Supplied material:
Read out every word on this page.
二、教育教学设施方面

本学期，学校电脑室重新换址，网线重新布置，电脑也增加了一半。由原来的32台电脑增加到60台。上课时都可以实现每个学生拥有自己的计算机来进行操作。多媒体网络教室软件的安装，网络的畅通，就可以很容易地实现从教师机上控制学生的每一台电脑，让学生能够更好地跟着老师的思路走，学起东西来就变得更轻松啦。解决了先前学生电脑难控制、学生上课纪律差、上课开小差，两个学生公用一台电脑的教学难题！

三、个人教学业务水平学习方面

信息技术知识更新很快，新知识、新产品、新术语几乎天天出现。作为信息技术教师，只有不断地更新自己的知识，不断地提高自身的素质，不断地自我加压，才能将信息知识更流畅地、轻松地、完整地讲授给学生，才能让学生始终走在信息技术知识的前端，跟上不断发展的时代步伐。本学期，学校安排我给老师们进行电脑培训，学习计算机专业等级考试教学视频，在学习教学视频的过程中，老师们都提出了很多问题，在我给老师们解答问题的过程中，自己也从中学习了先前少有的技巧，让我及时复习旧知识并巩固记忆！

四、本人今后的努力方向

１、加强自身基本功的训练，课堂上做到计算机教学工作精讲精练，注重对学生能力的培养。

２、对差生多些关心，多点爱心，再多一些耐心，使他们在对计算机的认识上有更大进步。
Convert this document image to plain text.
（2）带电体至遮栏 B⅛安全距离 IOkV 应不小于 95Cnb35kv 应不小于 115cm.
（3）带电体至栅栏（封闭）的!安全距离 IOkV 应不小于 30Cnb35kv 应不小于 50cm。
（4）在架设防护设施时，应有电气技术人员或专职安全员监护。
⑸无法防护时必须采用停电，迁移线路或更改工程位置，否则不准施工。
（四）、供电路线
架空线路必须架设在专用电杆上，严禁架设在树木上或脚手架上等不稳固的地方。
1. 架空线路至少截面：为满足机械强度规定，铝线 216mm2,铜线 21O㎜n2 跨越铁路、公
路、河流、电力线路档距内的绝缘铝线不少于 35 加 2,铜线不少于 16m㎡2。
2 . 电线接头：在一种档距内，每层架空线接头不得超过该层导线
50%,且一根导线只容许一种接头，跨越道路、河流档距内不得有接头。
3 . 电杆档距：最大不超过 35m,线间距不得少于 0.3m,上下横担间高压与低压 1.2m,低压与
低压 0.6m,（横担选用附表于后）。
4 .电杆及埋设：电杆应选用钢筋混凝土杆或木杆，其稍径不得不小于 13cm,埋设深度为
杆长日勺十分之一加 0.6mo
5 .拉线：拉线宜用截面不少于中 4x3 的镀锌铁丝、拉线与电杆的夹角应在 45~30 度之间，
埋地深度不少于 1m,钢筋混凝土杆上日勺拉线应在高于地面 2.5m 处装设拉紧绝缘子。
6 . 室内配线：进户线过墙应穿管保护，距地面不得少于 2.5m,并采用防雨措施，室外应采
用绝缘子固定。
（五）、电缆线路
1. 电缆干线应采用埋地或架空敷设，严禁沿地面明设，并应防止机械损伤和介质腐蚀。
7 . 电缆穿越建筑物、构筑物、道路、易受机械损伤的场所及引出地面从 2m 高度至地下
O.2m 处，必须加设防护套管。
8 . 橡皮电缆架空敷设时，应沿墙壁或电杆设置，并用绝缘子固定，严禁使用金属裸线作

What the task asks: Reproduce each record exactly as it appears.

Response to the exercise:
Read out every word on this page.
二、教育教学设施方面

本学期，学校电脑室重新换址，网线重新布置，电脑也增加了一半。由原来的32台电脑增加到60台。上课时都可以实现每个学生拥有自己的计算机来进行操作。多媒体网络教室软件的安装，网络的畅通，就可以很容易地实现从教师机上控制学生的每一台电脑，让学生能够更好地跟着老师的思路走，学起东西来就变得更轻松啦。解决了先前学生电脑难控制、学生上课纪律差、上课开小差，两个学生公用一台电脑的教学难题！

三、个人教学业务水平学习方面

信息技术知识更新很快，新知识、新产品、新术语几乎天天出现。作为信息技术教师，只有不断地更新自己的知识，不断地提高自身的素质，不断地自我加压，才能将信息知识更流畅地、轻松地、完整地讲授给学生，才能让学生始终走在信息技术知识的前端，跟上不断发展的时代步伐。本学期，学校安排我给老师们进行电脑培训，学习计算机专业等级考试教学视频，在学习教学视频的过程中，老师们都提出了很多问题，在我给老师们解答问题的过程中，自己也从中学习了先前少有的技巧，让我及时复习旧知识并巩固记忆！

四、本人今后的努力方向

１、加强自身基本功的训练，课堂上做到计算机教学工作精讲精练，注重对学生能力的培养。

２、对差生多些关心，多点爱心，再多一些耐心，使他们在对计算机的认识上有更大进步。
Convert this document image to plain text.
（2）带电体至遮栏 B⅛安全距离 IOkV 应不小于 95Cnb35kv 应不小于 115cm.
（3）带电体至栅栏（封闭）的!安全距离 IOkV 应不小于 30Cnb35kv 应不小于 50cm。
（4）在架设防护设施时，应有电气技术人员或专职安全员监护。
⑸无法防护时必须采用停电，迁移线路或更改工程位置，否则不准施工。
（四）、供电路线
架空线路必须架设在专用电杆上，严禁架设在树木上或脚手架上等不稳固的地方。
1. 架空线路至少截面：为满足机械强度规定，铝线 216mm2,铜线 21O㎜n2 跨越铁路、公
路、河流、电力线路档距内的绝缘铝线不少于 35 加 2,铜线不少于 16m㎡2。
2 . 电线接头：在一种档距内，每层架空线接头不得超过该层导线
50%,且一根导线只容许一种接头，跨越道路、河流档距内不得有接头。
3 . 电杆档距：最大不超过 35m,线间距不得少于 0.3m,上下横担间高压与低压 1.2m,低压与
低压 0.6m,（横担选用附表于后）。
4 .电杆及埋设：电杆应选用钢筋混凝土杆或木杆，其稍径不得不小于 13cm,埋设深度为
杆长日勺十分之一加 0.6mo
5 .拉线：拉线宜用截面不少于中 4x3 的镀锌铁丝、拉线与电杆的夹角应在 45~30 度之间，
埋地深度不少于 1m,钢筋混凝土杆上日勺拉线应在高于地面 2.5m 处装设拉紧绝缘子。
6 . 室内配线：进户线过墙应穿管保护，距地面不得少于 2.5m,并采用防雨措施，室外应采
用绝缘子固定。
（五）、电缆线路
1. 电缆干线应采用埋地或架空敷设，严禁沿地面明设，并应防止机械损伤和介质腐蚀。
7 . 电缆穿越建筑物、构筑物、道路、易受机械损伤的场所及引出地面从 2m 高度至地下
O.2m 处，必须加设防护套管。
8 . 橡皮电缆架空敷设时，应沿墙壁或电杆设置，并用绝缘子固定，严禁使用金属裸线作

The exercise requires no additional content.